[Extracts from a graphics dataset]
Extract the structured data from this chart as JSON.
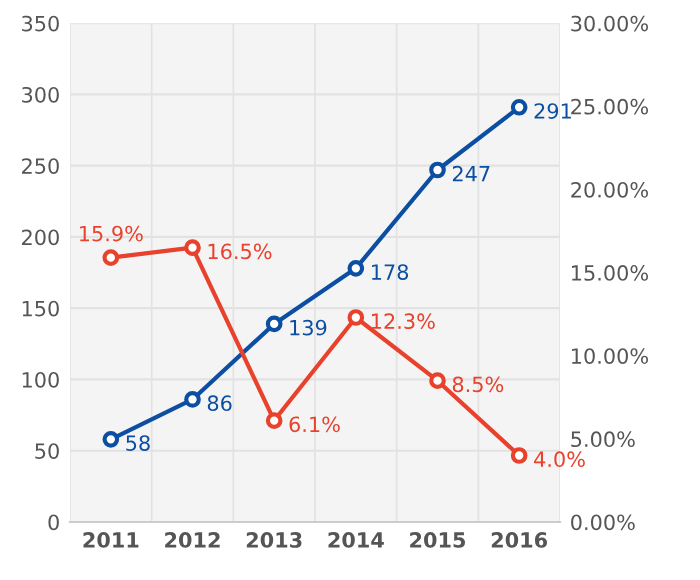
{
  "chart_data": {
    "type": "line",
    "categories": [
      "2011",
      "2012",
      "2013",
      "2014",
      "2015",
      "2016"
    ],
    "series": [
      {
        "color": "#0b4ea2",
        "values": [
          58,
          86,
          139,
          178,
          247,
          291
        ],
        "value_labels": [
          "58",
          "86",
          "139",
          "178",
          "247",
          "291"
        ]
      },
      {
        "color": "#e8412c",
        "axis": "y2",
        "values": [
          15.9,
          16.5,
          6.1,
          12.3,
          8.5,
          4.0
        ],
        "value_labels": [
          "15.9%",
          "16.5%",
          "6.1%",
          "12.3%",
          "8.5%",
          "4.0%"
        ]
      }
    ],
    "ylim": [
      0,
      350
    ],
    "yticks": [
      0,
      50,
      100,
      150,
      200,
      250,
      300,
      350
    ],
    "y2lim": [
      0,
      30
    ],
    "y2ticks": [
      {
        "value": 0,
        "label": "0.00%"
      },
      {
        "value": 5,
        "label": "5.00%"
      },
      {
        "value": 10,
        "label": "10.00%"
      },
      {
        "value": 15,
        "label": "15.00%"
      },
      {
        "value": 20,
        "label": "20.00%"
      },
      {
        "value": 25,
        "label": "25.00%"
      },
      {
        "value": 30,
        "label": "30.00%"
      }
    ],
    "grid": true,
    "marker": "circle",
    "line_style": "solid"
  }
}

Your instructions: Copy out all of the data word for word. Do not carry over any picture.

Task response:
Extract the structured data from this chart as JSON.
{
  "chart_data": {
    "type": "line",
    "categories": [
      "2011",
      "2012",
      "2013",
      "2014",
      "2015",
      "2016"
    ],
    "series": [
      {
        "color": "#0b4ea2",
        "values": [
          58,
          86,
          139,
          178,
          247,
          291
        ],
        "value_labels": [
          "58",
          "86",
          "139",
          "178",
          "247",
          "291"
        ]
      },
      {
        "color": "#e8412c",
        "axis": "y2",
        "values": [
          15.9,
          16.5,
          6.1,
          12.3,
          8.5,
          4.0
        ],
        "value_labels": [
          "15.9%",
          "16.5%",
          "6.1%",
          "12.3%",
          "8.5%",
          "4.0%"
        ]
      }
    ],
    "ylim": [
      0,
      350
    ],
    "yticks": [
      0,
      50,
      100,
      150,
      200,
      250,
      300,
      350
    ],
    "y2lim": [
      0,
      30
    ],
    "y2ticks": [
      {
        "value": 0,
        "label": "0.00%"
      },
      {
        "value": 5,
        "label": "5.00%"
      },
      {
        "value": 10,
        "label": "10.00%"
      },
      {
        "value": 15,
        "label": "15.00%"
      },
      {
        "value": 20,
        "label": "20.00%"
      },
      {
        "value": 25,
        "label": "25.00%"
      },
      {
        "value": 30,
        "label": "30.00%"
      }
    ],
    "grid": true,
    "marker": "circle",
    "line_style": "solid"
  }
}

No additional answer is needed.